[Records contained in a dataset]
==*==

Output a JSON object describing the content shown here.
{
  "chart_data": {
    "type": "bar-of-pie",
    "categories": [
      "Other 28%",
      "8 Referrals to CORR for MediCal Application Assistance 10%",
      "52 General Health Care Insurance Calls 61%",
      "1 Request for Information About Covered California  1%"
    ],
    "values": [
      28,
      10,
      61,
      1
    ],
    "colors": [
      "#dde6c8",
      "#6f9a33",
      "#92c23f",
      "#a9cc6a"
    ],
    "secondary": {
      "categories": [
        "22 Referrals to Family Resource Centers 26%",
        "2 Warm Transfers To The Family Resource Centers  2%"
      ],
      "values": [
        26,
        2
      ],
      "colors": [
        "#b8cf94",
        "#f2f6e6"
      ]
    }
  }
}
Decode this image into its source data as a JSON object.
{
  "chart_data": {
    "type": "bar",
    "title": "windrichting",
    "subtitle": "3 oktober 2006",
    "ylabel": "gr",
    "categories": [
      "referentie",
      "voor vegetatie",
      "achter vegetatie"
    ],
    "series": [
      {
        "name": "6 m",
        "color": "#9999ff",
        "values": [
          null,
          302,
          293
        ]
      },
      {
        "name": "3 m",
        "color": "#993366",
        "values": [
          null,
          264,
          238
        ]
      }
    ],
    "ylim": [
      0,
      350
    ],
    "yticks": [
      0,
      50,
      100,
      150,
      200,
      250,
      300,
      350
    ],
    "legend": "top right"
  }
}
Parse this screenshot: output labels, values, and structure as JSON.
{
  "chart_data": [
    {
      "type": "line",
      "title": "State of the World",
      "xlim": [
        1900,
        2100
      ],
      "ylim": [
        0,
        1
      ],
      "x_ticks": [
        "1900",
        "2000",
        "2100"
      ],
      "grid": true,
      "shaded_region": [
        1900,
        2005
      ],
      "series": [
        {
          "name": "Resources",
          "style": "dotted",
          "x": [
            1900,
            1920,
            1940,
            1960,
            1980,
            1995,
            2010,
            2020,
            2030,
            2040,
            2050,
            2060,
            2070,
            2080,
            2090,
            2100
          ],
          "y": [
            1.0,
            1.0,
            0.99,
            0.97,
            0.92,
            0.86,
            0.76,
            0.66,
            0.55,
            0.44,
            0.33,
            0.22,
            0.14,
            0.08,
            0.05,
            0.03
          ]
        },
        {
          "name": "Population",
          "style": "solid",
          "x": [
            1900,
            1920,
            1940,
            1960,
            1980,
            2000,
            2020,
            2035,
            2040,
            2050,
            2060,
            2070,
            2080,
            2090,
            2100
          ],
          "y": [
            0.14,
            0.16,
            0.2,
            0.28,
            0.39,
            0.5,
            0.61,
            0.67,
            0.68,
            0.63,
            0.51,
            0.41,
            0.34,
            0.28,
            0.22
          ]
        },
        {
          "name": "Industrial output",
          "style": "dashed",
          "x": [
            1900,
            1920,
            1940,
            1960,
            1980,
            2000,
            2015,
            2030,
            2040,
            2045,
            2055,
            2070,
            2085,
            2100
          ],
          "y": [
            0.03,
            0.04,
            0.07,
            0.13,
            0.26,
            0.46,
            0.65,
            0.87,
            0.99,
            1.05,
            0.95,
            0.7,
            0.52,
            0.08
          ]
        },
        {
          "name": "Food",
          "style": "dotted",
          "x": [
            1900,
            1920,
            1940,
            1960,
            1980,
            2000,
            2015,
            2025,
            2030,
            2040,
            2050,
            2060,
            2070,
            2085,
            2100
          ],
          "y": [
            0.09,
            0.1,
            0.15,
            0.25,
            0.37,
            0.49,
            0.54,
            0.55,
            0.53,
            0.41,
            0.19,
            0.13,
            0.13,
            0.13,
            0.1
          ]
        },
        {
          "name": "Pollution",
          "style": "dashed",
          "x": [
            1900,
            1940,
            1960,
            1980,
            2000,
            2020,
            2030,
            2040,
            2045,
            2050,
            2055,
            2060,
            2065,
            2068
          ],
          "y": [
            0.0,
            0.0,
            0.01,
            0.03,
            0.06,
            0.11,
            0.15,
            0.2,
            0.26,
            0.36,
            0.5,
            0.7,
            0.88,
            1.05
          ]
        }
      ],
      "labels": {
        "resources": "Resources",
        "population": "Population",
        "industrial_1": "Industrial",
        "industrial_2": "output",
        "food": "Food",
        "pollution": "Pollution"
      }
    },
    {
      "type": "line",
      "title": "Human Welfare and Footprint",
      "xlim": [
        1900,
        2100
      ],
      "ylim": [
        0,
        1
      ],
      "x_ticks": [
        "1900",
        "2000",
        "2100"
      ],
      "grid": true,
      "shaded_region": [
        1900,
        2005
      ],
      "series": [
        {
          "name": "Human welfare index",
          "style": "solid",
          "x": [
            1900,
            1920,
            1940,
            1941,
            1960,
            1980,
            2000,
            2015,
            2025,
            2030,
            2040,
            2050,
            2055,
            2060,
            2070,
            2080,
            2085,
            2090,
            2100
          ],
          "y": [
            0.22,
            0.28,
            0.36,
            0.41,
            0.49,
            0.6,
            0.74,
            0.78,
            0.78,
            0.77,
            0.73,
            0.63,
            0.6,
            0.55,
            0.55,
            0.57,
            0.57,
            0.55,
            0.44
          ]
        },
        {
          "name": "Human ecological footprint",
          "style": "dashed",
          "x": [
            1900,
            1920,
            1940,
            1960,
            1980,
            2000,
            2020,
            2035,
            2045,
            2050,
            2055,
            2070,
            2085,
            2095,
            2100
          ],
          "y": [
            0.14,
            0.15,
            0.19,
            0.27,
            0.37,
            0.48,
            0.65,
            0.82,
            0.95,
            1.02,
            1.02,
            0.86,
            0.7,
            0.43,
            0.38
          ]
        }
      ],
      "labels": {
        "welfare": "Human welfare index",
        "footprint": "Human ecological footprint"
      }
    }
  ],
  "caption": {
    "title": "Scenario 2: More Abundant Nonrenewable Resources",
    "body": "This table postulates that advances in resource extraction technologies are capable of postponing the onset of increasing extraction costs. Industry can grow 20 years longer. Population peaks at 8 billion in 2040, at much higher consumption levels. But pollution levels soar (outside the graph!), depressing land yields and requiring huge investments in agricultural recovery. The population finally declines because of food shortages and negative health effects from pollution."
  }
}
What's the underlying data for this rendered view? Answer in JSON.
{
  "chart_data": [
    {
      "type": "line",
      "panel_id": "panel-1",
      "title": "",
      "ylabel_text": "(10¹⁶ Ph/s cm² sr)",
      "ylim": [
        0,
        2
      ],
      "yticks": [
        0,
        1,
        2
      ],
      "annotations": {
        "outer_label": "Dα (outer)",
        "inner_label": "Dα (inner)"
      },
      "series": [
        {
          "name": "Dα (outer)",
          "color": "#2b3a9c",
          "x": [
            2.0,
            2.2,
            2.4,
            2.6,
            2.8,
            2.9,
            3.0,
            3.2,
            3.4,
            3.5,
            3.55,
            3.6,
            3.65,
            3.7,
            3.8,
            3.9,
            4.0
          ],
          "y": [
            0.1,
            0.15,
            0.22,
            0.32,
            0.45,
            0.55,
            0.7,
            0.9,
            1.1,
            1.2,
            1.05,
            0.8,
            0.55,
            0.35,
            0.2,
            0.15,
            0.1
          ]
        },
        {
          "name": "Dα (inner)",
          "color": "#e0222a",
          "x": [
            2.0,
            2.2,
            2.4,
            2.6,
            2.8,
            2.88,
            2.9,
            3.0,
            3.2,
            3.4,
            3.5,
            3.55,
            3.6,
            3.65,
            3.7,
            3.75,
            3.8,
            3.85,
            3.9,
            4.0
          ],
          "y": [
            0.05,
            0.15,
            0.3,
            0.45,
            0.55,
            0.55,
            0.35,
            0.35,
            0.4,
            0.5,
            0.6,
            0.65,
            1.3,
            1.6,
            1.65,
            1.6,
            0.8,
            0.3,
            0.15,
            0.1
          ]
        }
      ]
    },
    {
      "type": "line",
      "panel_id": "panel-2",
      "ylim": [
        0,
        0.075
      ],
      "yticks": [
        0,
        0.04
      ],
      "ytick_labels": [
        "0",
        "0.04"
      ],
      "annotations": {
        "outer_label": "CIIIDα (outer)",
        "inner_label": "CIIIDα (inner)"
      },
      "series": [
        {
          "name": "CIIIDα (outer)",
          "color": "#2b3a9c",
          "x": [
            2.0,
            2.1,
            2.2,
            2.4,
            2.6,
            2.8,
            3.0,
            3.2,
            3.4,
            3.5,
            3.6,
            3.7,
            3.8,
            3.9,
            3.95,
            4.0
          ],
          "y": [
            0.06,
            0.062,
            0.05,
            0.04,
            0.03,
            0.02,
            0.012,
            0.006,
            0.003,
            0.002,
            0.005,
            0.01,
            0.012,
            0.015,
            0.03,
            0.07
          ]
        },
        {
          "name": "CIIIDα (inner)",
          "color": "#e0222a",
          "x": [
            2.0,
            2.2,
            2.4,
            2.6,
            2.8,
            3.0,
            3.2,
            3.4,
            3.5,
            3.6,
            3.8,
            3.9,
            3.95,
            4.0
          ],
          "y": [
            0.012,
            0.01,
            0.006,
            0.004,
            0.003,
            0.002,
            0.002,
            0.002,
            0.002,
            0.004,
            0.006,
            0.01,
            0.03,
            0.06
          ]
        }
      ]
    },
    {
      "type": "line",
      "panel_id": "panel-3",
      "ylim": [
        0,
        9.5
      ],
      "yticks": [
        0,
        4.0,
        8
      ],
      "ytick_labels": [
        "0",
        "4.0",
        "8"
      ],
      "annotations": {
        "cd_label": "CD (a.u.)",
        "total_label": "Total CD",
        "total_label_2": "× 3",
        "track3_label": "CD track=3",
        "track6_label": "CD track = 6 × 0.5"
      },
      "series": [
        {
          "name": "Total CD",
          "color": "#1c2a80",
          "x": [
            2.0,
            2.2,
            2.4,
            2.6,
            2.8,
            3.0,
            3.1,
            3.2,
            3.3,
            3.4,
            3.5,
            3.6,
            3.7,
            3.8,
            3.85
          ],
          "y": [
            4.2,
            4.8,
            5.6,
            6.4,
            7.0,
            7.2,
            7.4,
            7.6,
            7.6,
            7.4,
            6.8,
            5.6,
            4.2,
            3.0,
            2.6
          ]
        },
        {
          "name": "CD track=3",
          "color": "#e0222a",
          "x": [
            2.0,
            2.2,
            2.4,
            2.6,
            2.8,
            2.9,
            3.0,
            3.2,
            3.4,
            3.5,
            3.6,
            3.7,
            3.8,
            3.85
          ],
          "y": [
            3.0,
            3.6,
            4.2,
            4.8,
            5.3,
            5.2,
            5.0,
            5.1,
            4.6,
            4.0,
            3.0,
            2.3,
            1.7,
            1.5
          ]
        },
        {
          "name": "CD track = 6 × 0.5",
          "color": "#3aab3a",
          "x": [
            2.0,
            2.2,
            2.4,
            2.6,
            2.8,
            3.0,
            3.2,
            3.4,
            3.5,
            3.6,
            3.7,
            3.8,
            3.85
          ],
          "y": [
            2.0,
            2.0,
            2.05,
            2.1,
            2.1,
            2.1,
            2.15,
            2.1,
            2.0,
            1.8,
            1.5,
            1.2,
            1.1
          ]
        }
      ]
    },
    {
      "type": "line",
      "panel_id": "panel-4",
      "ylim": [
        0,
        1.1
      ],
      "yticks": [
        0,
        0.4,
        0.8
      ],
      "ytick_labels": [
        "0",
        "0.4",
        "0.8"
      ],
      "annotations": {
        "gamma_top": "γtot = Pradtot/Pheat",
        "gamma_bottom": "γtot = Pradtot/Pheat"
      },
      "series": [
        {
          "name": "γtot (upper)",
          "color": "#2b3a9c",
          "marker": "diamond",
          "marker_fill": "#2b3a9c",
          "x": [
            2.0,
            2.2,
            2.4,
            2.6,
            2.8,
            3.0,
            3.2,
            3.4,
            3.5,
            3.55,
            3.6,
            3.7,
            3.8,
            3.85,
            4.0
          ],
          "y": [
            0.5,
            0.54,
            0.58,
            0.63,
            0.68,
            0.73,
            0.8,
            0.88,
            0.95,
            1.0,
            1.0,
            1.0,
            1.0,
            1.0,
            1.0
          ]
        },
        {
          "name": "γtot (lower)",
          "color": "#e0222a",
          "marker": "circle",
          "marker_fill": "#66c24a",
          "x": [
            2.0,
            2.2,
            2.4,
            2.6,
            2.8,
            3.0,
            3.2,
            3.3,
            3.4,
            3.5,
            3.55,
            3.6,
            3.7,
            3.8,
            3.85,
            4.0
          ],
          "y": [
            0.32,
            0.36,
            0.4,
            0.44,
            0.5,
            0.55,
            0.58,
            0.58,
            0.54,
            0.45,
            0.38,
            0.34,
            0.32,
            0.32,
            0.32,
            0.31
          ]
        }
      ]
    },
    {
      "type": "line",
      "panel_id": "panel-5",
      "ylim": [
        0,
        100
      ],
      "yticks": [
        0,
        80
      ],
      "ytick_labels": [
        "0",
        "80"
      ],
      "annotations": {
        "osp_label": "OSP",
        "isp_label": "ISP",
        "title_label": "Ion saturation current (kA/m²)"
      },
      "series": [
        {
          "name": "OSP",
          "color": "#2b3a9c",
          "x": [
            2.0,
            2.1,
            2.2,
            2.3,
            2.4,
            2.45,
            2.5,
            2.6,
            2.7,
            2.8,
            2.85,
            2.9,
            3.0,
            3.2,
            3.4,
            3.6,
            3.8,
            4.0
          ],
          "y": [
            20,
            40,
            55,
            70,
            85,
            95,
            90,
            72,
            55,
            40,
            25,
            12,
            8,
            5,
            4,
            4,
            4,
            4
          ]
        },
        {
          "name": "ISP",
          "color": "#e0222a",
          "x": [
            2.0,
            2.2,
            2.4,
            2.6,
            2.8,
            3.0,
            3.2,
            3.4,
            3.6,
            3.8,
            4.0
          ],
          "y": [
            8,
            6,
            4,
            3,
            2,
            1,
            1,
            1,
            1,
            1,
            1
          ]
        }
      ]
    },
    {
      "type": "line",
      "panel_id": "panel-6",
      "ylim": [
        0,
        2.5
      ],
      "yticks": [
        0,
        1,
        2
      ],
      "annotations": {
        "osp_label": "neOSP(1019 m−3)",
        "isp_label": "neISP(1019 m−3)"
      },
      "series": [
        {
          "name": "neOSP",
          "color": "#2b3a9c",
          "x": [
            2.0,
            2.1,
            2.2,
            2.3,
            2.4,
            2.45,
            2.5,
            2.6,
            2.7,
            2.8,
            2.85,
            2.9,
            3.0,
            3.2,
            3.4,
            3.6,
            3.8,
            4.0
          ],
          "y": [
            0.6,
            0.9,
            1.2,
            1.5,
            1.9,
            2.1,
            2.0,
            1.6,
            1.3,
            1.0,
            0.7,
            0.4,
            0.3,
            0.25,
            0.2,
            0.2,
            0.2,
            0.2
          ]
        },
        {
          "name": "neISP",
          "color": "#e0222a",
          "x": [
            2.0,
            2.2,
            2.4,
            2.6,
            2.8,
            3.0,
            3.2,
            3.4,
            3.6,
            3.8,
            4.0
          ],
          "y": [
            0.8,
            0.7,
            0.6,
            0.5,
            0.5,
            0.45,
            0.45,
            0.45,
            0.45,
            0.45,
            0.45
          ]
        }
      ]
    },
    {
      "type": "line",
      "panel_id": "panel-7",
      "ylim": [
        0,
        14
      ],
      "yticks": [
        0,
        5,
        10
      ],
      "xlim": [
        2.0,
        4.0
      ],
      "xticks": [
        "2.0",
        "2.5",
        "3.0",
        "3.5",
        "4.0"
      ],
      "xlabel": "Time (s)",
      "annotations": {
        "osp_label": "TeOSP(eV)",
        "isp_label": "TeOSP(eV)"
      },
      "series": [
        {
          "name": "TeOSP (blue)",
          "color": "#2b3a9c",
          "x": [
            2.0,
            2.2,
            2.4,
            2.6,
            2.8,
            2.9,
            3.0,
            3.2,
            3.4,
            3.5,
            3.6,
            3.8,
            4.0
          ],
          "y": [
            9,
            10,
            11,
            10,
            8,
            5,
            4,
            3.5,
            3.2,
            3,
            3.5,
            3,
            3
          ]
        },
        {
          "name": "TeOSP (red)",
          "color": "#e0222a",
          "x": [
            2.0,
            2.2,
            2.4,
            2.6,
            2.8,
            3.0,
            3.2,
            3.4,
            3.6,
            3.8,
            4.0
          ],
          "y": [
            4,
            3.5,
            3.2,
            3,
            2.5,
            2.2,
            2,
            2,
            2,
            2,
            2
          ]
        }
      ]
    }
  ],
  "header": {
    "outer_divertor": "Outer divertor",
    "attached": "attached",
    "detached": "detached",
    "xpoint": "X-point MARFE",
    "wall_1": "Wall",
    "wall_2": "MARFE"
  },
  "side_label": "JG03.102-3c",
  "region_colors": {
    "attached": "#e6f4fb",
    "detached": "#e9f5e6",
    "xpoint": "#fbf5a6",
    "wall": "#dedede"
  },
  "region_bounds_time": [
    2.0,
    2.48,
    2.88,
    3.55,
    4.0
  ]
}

==*==

Reproduce each line of the material containing the word "JSON".

- _THE RESPONSE_
Output a JSON object describing the content shown here.
Decode this image into its source data as a JSON object.
Parse this screenshot: output labels, values, and structure as JSON.
What's the underlying data for this rendered view? Answer in JSON.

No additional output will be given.